Andiamo cioè a incontrare quella che Nattiez definisce una competenza comune, ovvero una correlazione reciproca tra senso e forma che rimanda ad un'unità culturale codificata, ma che in particolar modo riconduce anche alla individuazione dei cosiddetti “universali”, non più cercati a livello delle strutture immanenti ma a livello più profondo, a livello dei processi e dei comportamenti comuni, dei principi di funzionamento. Il mio tentativo è, in sintesi, quello di analizzare i criteri di pertinenza tra senso/forma, significato/significante, alla ricerca di un codice comune che uniformi l'esperienza in una semiosi cosciente, così come ben espresso dal critico Oliviero Ponte di Pino in merito al lavoro tecnoteatrale OvMMO (Produzione ZoneGemma-Xear) “è un'operazione di transito fra linguaggi, una session in una zona instabile di trasformazioni dal corpo d'uomo alle tecnologie applicate alle immagini, all'elaborazione dei rumori” . Un'esperienza che investe lo spazio e si svolge nella memoria e nei processi di percezione delle sinestesie presenti nei materiali, non dimenticandosi mai del dettaglio “uomo”.

Obiettivo: Nell'estratto, quale critico viene citato a proposito del lavoro tecnoteatrale OvMMO? Le righe riportate di seguito sono un materiale separato dall'estratto.

Materiale fornito:
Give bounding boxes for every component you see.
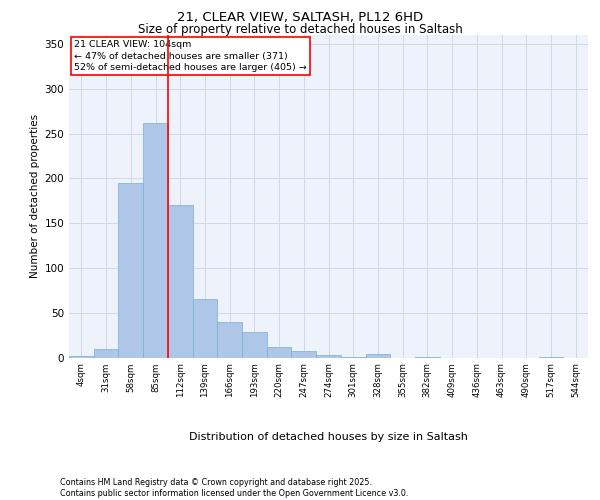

Soluzione proposta: Oliviero Ponte di Pino.